[YOUR INSTRUCTIONS]:
Search the listing below for the word "длину" and copy each line that holds it.

....................

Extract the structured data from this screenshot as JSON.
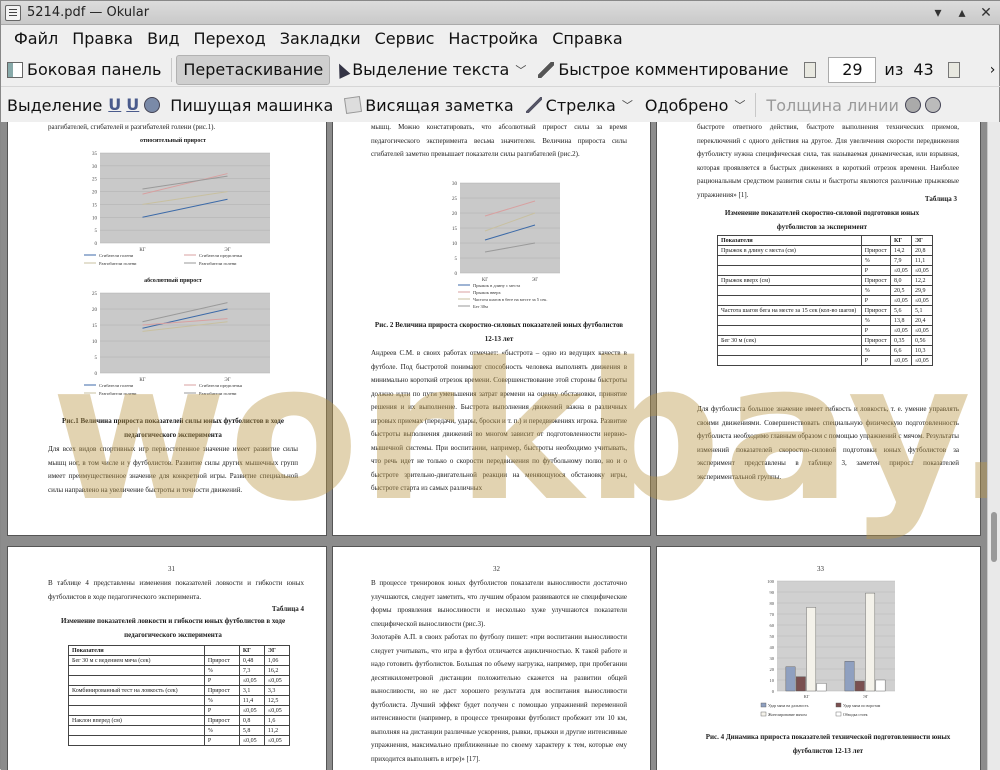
{
  "window": {
    "title": "5214.pdf — Okular"
  },
  "menu": [
    "Файл",
    "Правка",
    "Вид",
    "Переход",
    "Закладки",
    "Сервис",
    "Настройка",
    "Справка"
  ],
  "toolbar1": {
    "sidebar": "Боковая панель",
    "drag": "Перетаскивание",
    "text_select": "Выделение текста",
    "quick_comment": "Быстрое комментирование",
    "page": "29",
    "of": "из",
    "total": "43"
  },
  "toolbar2": {
    "select": "Выделение",
    "typewriter": "Пишущая машинка",
    "note": "Висящая заметка",
    "arrow": "Стрелка",
    "approved": "Одобрено",
    "line_width": "Толщина линии"
  },
  "watermark": {
    "text": "workbay.ru"
  },
  "p1": {
    "intro": "разгибателей, сгибателей и разгибателей голени (рис.1).",
    "c1_title": "относительный прирост",
    "c1": {
      "type": "line",
      "categories": [
        "КГ",
        "ЭГ"
      ],
      "ylim": [
        0,
        35
      ],
      "yticks": [
        "0",
        "5",
        "10",
        "15",
        "20",
        "25",
        "30",
        "35"
      ],
      "series": [
        {
          "name": "Сгибатели голени",
          "values": [
            10,
            17
          ]
        },
        {
          "name": "Сгибатели предплечья",
          "values": [
            19,
            27
          ]
        },
        {
          "name": "Разгибатели голени",
          "values": [
            15,
            20
          ]
        },
        {
          "name": "Разгибатели голени",
          "values": [
            21,
            26
          ]
        }
      ]
    },
    "c2_title": "абсолютный прирост",
    "c2": {
      "type": "line",
      "categories": [
        "КГ",
        "ЭГ"
      ],
      "ylim": [
        0,
        25
      ],
      "yticks": [
        "0",
        "5",
        "10",
        "15",
        "20",
        "25"
      ],
      "series": [
        {
          "name": "Сгибатели голени",
          "values": [
            14,
            20
          ]
        },
        {
          "name": "Сгибатели предплечья",
          "values": [
            15,
            17
          ]
        },
        {
          "name": "Разгибатели голени",
          "values": [
            13,
            16
          ]
        },
        {
          "name": "Разгибатели голени",
          "values": [
            16,
            22
          ]
        }
      ]
    },
    "caption": "Рис.1 Величина прироста показателей силы юных футболистов в ходе педагогического эксперимента",
    "body": "Для всех видов спортивных игр первостепенное значение имеет развитие силы мышц ног, в том числе и у футболистов. Развитие силы других мышечных групп имеет преимущественное значение для конкретной игры. Развитие специальной силы направлено на увеличение быстроты и точности движений."
  },
  "p2": {
    "intro": "мышц. Можно констатировать, что абсолютный прирост силы за время педагогического эксперимента весьма значителен. Величина прироста силы сгибателей заметно превышает показатели силы разгибателей (рис.2).",
    "chart": {
      "type": "line",
      "categories": [
        "КГ",
        "ЭГ"
      ],
      "ylim": [
        0,
        30
      ],
      "yticks": [
        "0",
        "5",
        "10",
        "15",
        "20",
        "25",
        "30"
      ],
      "series": [
        {
          "name": "Прыжок в длину с места",
          "values": [
            11,
            16
          ]
        },
        {
          "name": "Прыжок вверх",
          "values": [
            19,
            24
          ]
        },
        {
          "name": "Частота шагов в беге на месте за 5 сек.",
          "values": [
            14,
            20
          ]
        },
        {
          "name": "Бег 30м",
          "values": [
            7,
            10
          ]
        }
      ]
    },
    "caption": "Рис. 2 Величина прироста скоростно-силовых показателей юных футболистов 12-13 лет",
    "body": "Андреев С.М. в своих работах отмечает: «быстрота – одно из ведущих качеств в футболе. Под быстротой понимают способность человека выполнять движения в минимально короткий отрезок времени. Совершенствование этой стороны быстроты должно идти по пути уменьшения затрат времени на оценку обстановки, принятие решения и их выполнение. Быстрота выполнения движений важна в различных игровых приемах (передачи, удары, броски и т. п.) и передвижениях игрока. Развитие быстроты выполнения движений во многом зависит от подготовленности нервно-мышечной системы. При воспитании, например, быстроты необходимо учитывать, что речь идет не только о скорости передвижения по футбольному полю, но и о быстроте зрительно-двигательной реакции на меняющуюся обстановку игры, быстроте старта из самых различных"
  },
  "p3": {
    "intro": "быстроте ответного действия, быстроте выполнения технических приемов, переключений с одного действия на другое. Для увеличения скорости передвижения футболисту нужна специфическая сила, так называемая динамическая, или взрывная, которая проявляется в быстрых движениях в короткий отрезок времени. Наиболее рациональным средством развития силы и быстроты являются различные прыжковые упражнения» [1].",
    "table_label": "Таблица 3",
    "table_title": "Изменение показателей скоростно-силовой подготовки юных футболистов за эксперимент",
    "headers": [
      "Показатели",
      "",
      "КГ",
      "ЭГ"
    ],
    "rows": [
      [
        "Прыжок в длину с места (см)",
        "Прирост",
        "14,2",
        "20,8"
      ],
      [
        "",
        "%",
        "7,9",
        "11,1"
      ],
      [
        "",
        "P",
        "≤0,05",
        "≤0,05"
      ],
      [
        "Прыжок вверх (см)",
        "Прирост",
        "8,0",
        "12,2"
      ],
      [
        "",
        "%",
        "20,5",
        "29,9"
      ],
      [
        "",
        "P",
        "≤0,05",
        "≤0,05"
      ],
      [
        "Частота шагов бега на месте за 15 сек (кол-во шагов)",
        "Прирост",
        "5,6",
        "5,1"
      ],
      [
        "",
        "%",
        "13,8",
        "20,4"
      ],
      [
        "",
        "P",
        "≤0,05",
        "≤0,05"
      ],
      [
        "Бег 30 м (сек)",
        "Прирост",
        "0,35",
        "0,56"
      ],
      [
        "",
        "%",
        "6,6",
        "10,3"
      ],
      [
        "",
        "P",
        "≤0,05",
        "≤0,05"
      ]
    ],
    "body": "Для футболиста большое значение имеет гибкость и ловкость, т. е. умение управлять своими движениями. Совершенствовать специальную физическую подготовленность футболиста необходимо главным образом с помощью упражнений с мячом. Результаты изменений показателей скоростно-силовой подготовки юных футболистов за эксперимент представлены в таблице 3, заметен прирост показателей экспериментальной группы."
  },
  "p4": {
    "num": "31",
    "intro": "В таблице 4 представлены изменения показателей ловкости и гибкости юных футболистов в ходе педагогического эксперимента.",
    "table_label": "Таблица 4",
    "table_title": "Изменение показателей ловкости и гибкости юных футболистов в ходе педагогического эксперимента",
    "headers": [
      "Показатели",
      "",
      "КГ",
      "ЭГ"
    ],
    "rows": [
      [
        "Бег 30 м с ведением мяча (сек)",
        "Прирост",
        "0,48",
        "1,06"
      ],
      [
        "",
        "%",
        "7,3",
        "16,2"
      ],
      [
        "",
        "P",
        "≤0,05",
        "≤0,05"
      ],
      [
        "Комбинированный тест на ловкость (сек)",
        "Прирост",
        "3,1",
        "3,3"
      ],
      [
        "",
        "%",
        "11,4",
        "12,5"
      ],
      [
        "",
        "P",
        "≤0,05",
        "≤0,05"
      ],
      [
        "Наклон вперед (см)",
        "Прирост",
        "0,8",
        "1,6"
      ],
      [
        "",
        "%",
        "5,8",
        "11,2"
      ],
      [
        "",
        "P",
        "≤0,05",
        "≤0,05"
      ]
    ]
  },
  "p5": {
    "num": "32",
    "body1": "В процессе тренировок юных футболистов показатели выносливости достаточно улучшаются, следует заметить, что лучшим образом развиваются не специфические формы проявления выносливости и несколько хуже улучшаются показатели специфической выносливости (рис.3).",
    "body2": "Золотарёв А.П. в своих работах по футболу пишет: «при воспитании выносливости следует учитывать, что игра в футбол отличается ацикличностью. К такой работе и надо готовить футболистов. Большая по объему нагрузка, например, при пробегании десятикилометровой дистанции положительно скажется на развитии общей выносливости, но не даст хорошего результата для воспитания выносливости футболиста. Лучший эффект будет получен с помощью упражнений переменной интенсивности (например, в процессе тренировки футболист пробежит эти 10 км, выполняя на дистанции различные ускорения, рывки, прыжки и другие интенсивные упражнения, максимально приближенные по своему характеру к тем, которые ему приходится выполнять в игре)» [17]."
  },
  "p6": {
    "num": "33",
    "chart": {
      "type": "bar",
      "categories": [
        "КГ",
        "ЭГ"
      ],
      "ylim": [
        0,
        100
      ],
      "yticks": [
        "0",
        "10",
        "20",
        "30",
        "40",
        "50",
        "60",
        "70",
        "80",
        "90",
        "100"
      ],
      "series": [
        {
          "name": "Удар мяча на дальность",
          "values": [
            22,
            27
          ]
        },
        {
          "name": "Удар мяча по воротам",
          "values": [
            13,
            9
          ]
        },
        {
          "name": "Жонглирование мячом",
          "values": [
            76,
            89
          ]
        },
        {
          "name": "Обводка стоек",
          "values": [
            7,
            10
          ]
        }
      ]
    },
    "caption": "Рис. 4 Динамика прироста показателей технической подготовленности юных футболистов 12-13 лет"
  }
}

....................

[WORKED ANSWER]:
          "name": "Прыжок в длину с места",
        "Прыжок в длину с места (см)",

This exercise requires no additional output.